## DATA ROWS
::::

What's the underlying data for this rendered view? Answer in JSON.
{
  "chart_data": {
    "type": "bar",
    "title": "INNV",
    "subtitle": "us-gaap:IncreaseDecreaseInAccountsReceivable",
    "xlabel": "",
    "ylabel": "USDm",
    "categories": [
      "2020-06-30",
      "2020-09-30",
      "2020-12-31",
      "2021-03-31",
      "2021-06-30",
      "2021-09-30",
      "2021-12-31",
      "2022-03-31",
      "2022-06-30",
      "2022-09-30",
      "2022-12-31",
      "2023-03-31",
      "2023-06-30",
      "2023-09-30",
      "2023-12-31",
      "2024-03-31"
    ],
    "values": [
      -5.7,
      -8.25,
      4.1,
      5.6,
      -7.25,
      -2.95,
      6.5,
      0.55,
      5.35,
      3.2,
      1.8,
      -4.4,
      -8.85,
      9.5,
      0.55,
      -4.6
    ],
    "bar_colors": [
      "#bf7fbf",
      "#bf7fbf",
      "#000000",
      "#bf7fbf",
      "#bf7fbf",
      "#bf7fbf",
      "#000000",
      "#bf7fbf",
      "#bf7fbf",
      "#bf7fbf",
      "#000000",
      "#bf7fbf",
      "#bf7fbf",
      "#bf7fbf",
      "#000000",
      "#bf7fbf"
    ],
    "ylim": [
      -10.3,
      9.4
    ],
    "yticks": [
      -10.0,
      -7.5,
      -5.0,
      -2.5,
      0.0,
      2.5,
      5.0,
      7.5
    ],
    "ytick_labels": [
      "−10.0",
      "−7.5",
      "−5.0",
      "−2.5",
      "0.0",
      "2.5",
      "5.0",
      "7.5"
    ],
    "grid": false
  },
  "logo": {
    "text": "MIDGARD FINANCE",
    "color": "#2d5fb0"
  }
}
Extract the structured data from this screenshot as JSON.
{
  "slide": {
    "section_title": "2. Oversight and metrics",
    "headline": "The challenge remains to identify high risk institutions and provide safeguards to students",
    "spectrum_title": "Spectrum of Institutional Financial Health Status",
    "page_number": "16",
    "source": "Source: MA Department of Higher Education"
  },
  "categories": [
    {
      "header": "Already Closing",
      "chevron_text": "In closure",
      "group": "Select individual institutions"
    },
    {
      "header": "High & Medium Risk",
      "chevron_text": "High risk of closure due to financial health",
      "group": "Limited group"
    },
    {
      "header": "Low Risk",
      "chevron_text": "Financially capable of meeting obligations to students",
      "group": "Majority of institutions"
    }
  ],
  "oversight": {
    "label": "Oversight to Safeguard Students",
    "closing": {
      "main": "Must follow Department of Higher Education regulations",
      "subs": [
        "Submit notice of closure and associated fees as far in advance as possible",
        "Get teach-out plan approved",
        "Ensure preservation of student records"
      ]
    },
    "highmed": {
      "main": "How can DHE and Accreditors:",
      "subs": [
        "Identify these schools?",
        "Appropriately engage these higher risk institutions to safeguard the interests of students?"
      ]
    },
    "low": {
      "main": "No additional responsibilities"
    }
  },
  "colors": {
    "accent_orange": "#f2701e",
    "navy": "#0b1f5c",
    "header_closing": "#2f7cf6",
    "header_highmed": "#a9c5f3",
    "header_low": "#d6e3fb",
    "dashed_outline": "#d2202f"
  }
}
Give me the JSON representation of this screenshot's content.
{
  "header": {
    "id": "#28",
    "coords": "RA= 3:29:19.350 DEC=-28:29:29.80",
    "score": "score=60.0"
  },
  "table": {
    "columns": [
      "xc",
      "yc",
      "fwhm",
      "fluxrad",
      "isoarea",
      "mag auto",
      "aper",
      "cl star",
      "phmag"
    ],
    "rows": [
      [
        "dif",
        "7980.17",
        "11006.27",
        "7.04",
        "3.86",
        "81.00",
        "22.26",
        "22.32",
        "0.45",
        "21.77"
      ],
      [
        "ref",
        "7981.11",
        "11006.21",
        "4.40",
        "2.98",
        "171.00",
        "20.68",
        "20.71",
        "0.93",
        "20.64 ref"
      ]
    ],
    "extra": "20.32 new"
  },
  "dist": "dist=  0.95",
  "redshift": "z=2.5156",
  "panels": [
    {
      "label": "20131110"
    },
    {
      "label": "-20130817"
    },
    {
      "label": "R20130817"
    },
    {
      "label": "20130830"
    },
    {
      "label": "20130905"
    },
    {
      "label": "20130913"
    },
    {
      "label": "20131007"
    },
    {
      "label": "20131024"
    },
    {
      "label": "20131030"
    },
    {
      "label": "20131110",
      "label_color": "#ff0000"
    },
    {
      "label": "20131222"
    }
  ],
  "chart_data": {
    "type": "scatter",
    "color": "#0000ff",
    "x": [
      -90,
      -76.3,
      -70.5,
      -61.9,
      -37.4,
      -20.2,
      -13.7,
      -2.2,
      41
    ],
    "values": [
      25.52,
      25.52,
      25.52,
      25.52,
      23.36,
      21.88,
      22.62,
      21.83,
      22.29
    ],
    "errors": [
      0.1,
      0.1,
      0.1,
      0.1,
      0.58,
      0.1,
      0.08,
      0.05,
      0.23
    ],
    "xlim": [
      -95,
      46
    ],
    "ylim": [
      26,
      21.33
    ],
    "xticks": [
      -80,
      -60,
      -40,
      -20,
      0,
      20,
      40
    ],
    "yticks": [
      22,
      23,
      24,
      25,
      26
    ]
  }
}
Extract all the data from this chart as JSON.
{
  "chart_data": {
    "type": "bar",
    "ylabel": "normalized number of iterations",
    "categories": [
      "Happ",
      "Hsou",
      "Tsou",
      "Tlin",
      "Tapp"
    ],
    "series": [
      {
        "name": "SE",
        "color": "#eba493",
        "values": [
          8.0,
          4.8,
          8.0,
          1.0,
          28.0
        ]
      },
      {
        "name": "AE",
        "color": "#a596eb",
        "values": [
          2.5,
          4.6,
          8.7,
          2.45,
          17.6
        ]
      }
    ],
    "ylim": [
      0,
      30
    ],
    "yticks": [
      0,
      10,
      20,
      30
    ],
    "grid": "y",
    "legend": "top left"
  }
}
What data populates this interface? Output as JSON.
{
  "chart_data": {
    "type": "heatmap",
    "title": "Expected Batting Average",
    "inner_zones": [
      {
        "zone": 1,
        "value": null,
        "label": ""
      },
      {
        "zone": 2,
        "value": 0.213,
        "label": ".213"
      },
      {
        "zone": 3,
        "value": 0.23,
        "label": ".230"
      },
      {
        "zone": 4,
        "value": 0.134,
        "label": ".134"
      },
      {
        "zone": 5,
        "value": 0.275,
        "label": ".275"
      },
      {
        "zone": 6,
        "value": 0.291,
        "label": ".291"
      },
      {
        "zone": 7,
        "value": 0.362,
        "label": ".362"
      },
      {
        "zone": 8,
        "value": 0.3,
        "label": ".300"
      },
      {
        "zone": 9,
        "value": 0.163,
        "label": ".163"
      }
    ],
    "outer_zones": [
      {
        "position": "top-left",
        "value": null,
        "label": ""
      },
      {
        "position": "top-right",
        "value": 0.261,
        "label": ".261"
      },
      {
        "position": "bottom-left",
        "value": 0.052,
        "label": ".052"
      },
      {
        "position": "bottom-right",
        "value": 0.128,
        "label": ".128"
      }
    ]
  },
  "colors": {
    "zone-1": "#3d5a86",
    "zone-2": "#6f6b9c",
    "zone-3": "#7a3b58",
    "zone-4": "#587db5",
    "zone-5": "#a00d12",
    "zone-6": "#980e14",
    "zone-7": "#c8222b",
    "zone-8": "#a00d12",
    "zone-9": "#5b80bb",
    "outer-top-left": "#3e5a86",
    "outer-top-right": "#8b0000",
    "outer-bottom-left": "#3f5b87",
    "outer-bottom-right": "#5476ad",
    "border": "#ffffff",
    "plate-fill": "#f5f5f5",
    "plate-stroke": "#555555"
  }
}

::::

## SHORT EXERCISE
Check each line of the listing above for the string "Department", then report only how many lines have it.

## THE SOLUTION
2